__Problem__:
Return each line of the data below verbatim; pictures are to be left out.

__Source records__:
## start
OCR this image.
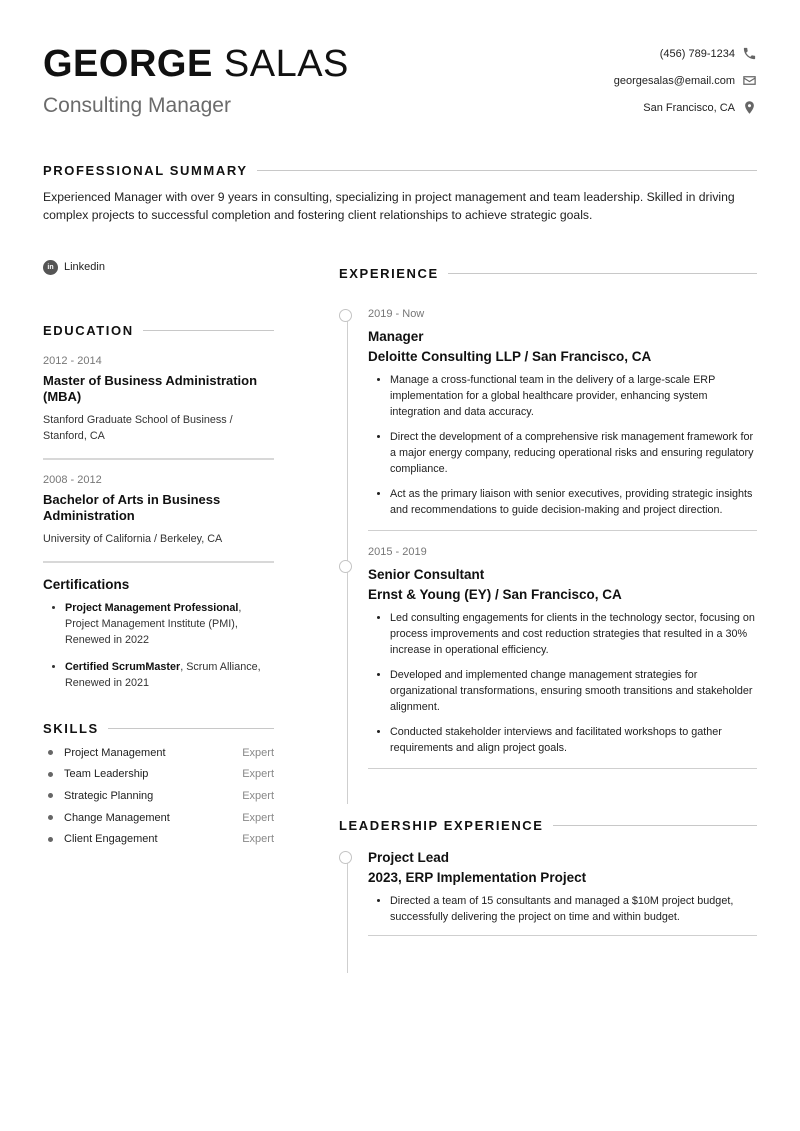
GEORGE SALAS
Consulting Manager
(456) 789-1234
georgesalas@email.com
San Francisco, CA
PROFESSIONAL SUMMARY

Experienced Manager with over 9 years in consulting, specializing in project management and team leadership. Skilled in driving complex projects to successful completion and fostering client relationships to achieve strategic goals.

in Linkedin
EDUCATION
2012 - 2014
Master of Business Administration (MBA)
Stanford Graduate School of Business / Stanford, CA
2008 - 2012
Bachelor of Arts in Business Administration
University of California / Berkeley, CA
Certifications
• Project Management Professional, Project Management Institute (PMI), Renewed in 2022
• Certified ScrumMaster, Scrum Alliance, Renewed in 2021
SKILLS
Project Management	Expert
Team Leadership	Expert
Strategic Planning	Expert
Change Management	Expert
Client Engagement	Expert
EXPERIENCE
2019 - Now
Manager
Deloitte Consulting LLP / San Francisco, CA
• Manage a cross-functional team in the delivery of a large-scale ERP implementation for a global healthcare provider, enhancing system integration and data accuracy.
• Direct the development of a comprehensive risk management framework for a major energy company, reducing operational risks and ensuring regulatory compliance.
• Act as the primary liaison with senior executives, providing strategic insights and recommendations to guide decision-making and project direction.
2015 - 2019
Senior Consultant
Ernst & Young (EY) / San Francisco, CA
• Led consulting engagements for clients in the technology sector, focusing on process improvements and cost reduction strategies that resulted in a 30% increase in operational efficiency.
• Developed and implemented change management strategies for organizational transformations, ensuring smooth transitions and stakeholder alignment.
• Conducted stakeholder interviews and facilitated workshops to gather requirements and align project goals.
LEADERSHIP EXPERIENCE
Project Lead
2023, ERP Implementation Project
• Directed a team of 15 consultants and managed a $10M project budget, successfully delivering the project on time and within budget.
## end
__Finished exercise__:
OCR this image.
GEORGE SALAS
Consulting Manager
(456) 789-1234
georgesalas@email.com
San Francisco, CA
PROFESSIONAL SUMMARY

Experienced Manager with over 9 years in consulting, specializing in project management and team leadership. Skilled in driving complex projects to successful completion and fostering client relationships to achieve strategic goals.

in Linkedin
EDUCATION
2012 - 2014
Master of Business Administration (MBA)
Stanford Graduate School of Business / Stanford, CA
2008 - 2012
Bachelor of Arts in Business Administration
University of California / Berkeley, CA
Certifications
• Project Management Professional, Project Management Institute (PMI), Renewed in 2022
• Certified ScrumMaster, Scrum Alliance, Renewed in 2021
SKILLS
Project Management	Expert
Team Leadership	Expert
Strategic Planning	Expert
Change Management	Expert
Client Engagement	Expert
EXPERIENCE
2019 - Now
Manager
Deloitte Consulting LLP / San Francisco, CA
• Manage a cross-functional team in the delivery of a large-scale ERP implementation for a global healthcare provider, enhancing system integration and data accuracy.
• Direct the development of a comprehensive risk management framework for a major energy company, reducing operational risks and ensuring regulatory compliance.
• Act as the primary liaison with senior executives, providing strategic insights and recommendations to guide decision-making and project direction.
2015 - 2019
Senior Consultant
Ernst & Young (EY) / San Francisco, CA
• Led consulting engagements for clients in the technology sector, focusing on process improvements and cost reduction strategies that resulted in a 30% increase in operational efficiency.
• Developed and implemented change management strategies for organizational transformations, ensuring smooth transitions and stakeholder alignment.
• Conducted stakeholder interviews and facilitated workshops to gather requirements and align project goals.
LEADERSHIP EXPERIENCE
Project Lead
2023, ERP Implementation Project
• Directed a team of 15 consultants and managed a $10M project budget, successfully delivering the project on time and within budget.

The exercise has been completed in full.